→ **Records provided**:
** begin **

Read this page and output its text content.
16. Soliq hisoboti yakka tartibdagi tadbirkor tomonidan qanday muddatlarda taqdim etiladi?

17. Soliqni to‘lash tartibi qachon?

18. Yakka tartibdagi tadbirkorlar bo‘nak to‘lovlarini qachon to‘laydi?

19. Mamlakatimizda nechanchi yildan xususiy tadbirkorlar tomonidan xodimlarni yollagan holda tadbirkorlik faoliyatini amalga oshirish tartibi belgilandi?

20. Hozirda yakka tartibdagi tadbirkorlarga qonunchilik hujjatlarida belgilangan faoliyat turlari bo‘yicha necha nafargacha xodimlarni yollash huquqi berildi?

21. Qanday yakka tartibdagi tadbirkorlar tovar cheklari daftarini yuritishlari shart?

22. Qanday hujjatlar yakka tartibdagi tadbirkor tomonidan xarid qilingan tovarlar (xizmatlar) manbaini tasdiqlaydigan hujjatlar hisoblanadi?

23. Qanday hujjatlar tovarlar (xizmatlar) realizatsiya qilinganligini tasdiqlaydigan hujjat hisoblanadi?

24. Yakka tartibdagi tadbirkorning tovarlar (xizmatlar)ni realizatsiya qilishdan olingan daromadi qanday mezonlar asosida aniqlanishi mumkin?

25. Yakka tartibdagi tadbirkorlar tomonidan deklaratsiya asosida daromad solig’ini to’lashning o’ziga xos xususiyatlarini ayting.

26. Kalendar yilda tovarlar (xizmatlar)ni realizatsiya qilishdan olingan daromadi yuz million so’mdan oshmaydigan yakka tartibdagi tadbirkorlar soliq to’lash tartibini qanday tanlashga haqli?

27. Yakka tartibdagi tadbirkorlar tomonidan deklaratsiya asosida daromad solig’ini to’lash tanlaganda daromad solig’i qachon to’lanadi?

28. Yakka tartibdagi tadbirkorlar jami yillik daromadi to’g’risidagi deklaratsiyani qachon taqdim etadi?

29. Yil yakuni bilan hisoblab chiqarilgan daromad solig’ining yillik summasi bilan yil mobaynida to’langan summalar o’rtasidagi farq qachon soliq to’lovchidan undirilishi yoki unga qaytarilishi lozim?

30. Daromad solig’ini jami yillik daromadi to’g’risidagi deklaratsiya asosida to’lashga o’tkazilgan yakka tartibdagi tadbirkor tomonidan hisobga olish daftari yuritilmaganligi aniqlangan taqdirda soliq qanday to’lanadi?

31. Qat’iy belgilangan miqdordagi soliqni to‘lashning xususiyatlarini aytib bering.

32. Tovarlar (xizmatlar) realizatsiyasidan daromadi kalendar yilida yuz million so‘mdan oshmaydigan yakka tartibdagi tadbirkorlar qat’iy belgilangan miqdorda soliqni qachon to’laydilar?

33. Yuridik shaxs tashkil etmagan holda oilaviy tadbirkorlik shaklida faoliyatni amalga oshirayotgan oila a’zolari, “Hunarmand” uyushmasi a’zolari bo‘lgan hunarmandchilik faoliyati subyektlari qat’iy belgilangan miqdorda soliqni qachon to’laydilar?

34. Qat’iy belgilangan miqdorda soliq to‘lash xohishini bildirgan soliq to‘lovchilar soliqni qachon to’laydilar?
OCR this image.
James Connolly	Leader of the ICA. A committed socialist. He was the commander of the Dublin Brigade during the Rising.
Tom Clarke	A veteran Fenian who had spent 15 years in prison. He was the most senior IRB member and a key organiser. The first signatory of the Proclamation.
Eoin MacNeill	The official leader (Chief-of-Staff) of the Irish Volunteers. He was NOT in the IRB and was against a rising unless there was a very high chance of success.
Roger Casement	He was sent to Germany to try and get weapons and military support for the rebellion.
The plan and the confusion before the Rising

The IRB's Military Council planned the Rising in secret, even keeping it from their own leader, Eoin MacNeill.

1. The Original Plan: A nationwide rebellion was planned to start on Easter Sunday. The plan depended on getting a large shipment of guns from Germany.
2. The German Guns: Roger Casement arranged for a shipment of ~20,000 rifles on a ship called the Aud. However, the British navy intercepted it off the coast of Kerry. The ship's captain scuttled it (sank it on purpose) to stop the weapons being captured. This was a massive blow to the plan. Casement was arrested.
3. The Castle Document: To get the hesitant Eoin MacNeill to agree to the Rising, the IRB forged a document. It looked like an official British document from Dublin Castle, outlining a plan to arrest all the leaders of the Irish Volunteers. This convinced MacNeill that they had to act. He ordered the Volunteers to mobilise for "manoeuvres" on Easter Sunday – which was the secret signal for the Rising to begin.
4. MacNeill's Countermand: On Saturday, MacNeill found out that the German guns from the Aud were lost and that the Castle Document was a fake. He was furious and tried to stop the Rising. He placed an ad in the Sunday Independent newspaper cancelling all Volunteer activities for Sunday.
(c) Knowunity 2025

** end **

→ **Exercise details**:
Write out the complete set of records exactly as given.

→ **Final result**:
Read this page and output its text content.
16. Soliq hisoboti yakka tartibdagi tadbirkor tomonidan qanday muddatlarda taqdim etiladi?

17. Soliqni to‘lash tartibi qachon?

18. Yakka tartibdagi tadbirkorlar bo‘nak to‘lovlarini qachon to‘laydi?

19. Mamlakatimizda nechanchi yildan xususiy tadbirkorlar tomonidan xodimlarni yollagan holda tadbirkorlik faoliyatini amalga oshirish tartibi belgilandi?

20. Hozirda yakka tartibdagi tadbirkorlarga qonunchilik hujjatlarida belgilangan faoliyat turlari bo‘yicha necha nafargacha xodimlarni yollash huquqi berildi?

21. Qanday yakka tartibdagi tadbirkorlar tovar cheklari daftarini yuritishlari shart?

22. Qanday hujjatlar yakka tartibdagi tadbirkor tomonidan xarid qilingan tovarlar (xizmatlar) manbaini tasdiqlaydigan hujjatlar hisoblanadi?

23. Qanday hujjatlar tovarlar (xizmatlar) realizatsiya qilinganligini tasdiqlaydigan hujjat hisoblanadi?

24. Yakka tartibdagi tadbirkorning tovarlar (xizmatlar)ni realizatsiya qilishdan olingan daromadi qanday mezonlar asosida aniqlanishi mumkin?

25. Yakka tartibdagi tadbirkorlar tomonidan deklaratsiya asosida daromad solig’ini to’lashning o’ziga xos xususiyatlarini ayting.

26. Kalendar yilda tovarlar (xizmatlar)ni realizatsiya qilishdan olingan daromadi yuz million so’mdan oshmaydigan yakka tartibdagi tadbirkorlar soliq to’lash tartibini qanday tanlashga haqli?

27. Yakka tartibdagi tadbirkorlar tomonidan deklaratsiya asosida daromad solig’ini to’lash tanlaganda daromad solig’i qachon to’lanadi?

28. Yakka tartibdagi tadbirkorlar jami yillik daromadi to’g’risidagi deklaratsiyani qachon taqdim etadi?

29. Yil yakuni bilan hisoblab chiqarilgan daromad solig’ining yillik summasi bilan yil mobaynida to’langan summalar o’rtasidagi farq qachon soliq to’lovchidan undirilishi yoki unga qaytarilishi lozim?

30. Daromad solig’ini jami yillik daromadi to’g’risidagi deklaratsiya asosida to’lashga o’tkazilgan yakka tartibdagi tadbirkor tomonidan hisobga olish daftari yuritilmaganligi aniqlangan taqdirda soliq qanday to’lanadi?

31. Qat’iy belgilangan miqdordagi soliqni to‘lashning xususiyatlarini aytib bering.

32. Tovarlar (xizmatlar) realizatsiyasidan daromadi kalendar yilida yuz million so‘mdan oshmaydigan yakka tartibdagi tadbirkorlar qat’iy belgilangan miqdorda soliqni qachon to’laydilar?

33. Yuridik shaxs tashkil etmagan holda oilaviy tadbirkorlik shaklida faoliyatni amalga oshirayotgan oila a’zolari, “Hunarmand” uyushmasi a’zolari bo‘lgan hunarmandchilik faoliyati subyektlari qat’iy belgilangan miqdorda soliqni qachon to’laydilar?

34. Qat’iy belgilangan miqdorda soliq to‘lash xohishini bildirgan soliq to‘lovchilar soliqni qachon to’laydilar?
OCR this image.
James Connolly	Leader of the ICA. A committed socialist. He was the commander of the Dublin Brigade during the Rising.
Tom Clarke	A veteran Fenian who had spent 15 years in prison. He was the most senior IRB member and a key organiser. The first signatory of the Proclamation.
Eoin MacNeill	The official leader (Chief-of-Staff) of the Irish Volunteers. He was NOT in the IRB and was against a rising unless there was a very high chance of success.
Roger Casement	He was sent to Germany to try and get weapons and military support for the rebellion.
The plan and the confusion before the Rising

The IRB's Military Council planned the Rising in secret, even keeping it from their own leader, Eoin MacNeill.

1. The Original Plan: A nationwide rebellion was planned to start on Easter Sunday. The plan depended on getting a large shipment of guns from Germany.
2. The German Guns: Roger Casement arranged for a shipment of ~20,000 rifles on a ship called the Aud. However, the British navy intercepted it off the coast of Kerry. The ship's captain scuttled it (sank it on purpose) to stop the weapons being captured. This was a massive blow to the plan. Casement was arrested.
3. The Castle Document: To get the hesitant Eoin MacNeill to agree to the Rising, the IRB forged a document. It looked like an official British document from Dublin Castle, outlining a plan to arrest all the leaders of the Irish Volunteers. This convinced MacNeill that they had to act. He ordered the Volunteers to mobilise for "manoeuvres" on Easter Sunday – which was the secret signal for the Rising to begin.
4. MacNeill's Countermand: On Saturday, MacNeill found out that the German guns from the Aud were lost and that the Castle Document was a fake. He was furious and tried to stop the Rising. He placed an ad in the Sunday Independent newspaper cancelling all Volunteer activities for Sunday.
(c) Knowunity 2025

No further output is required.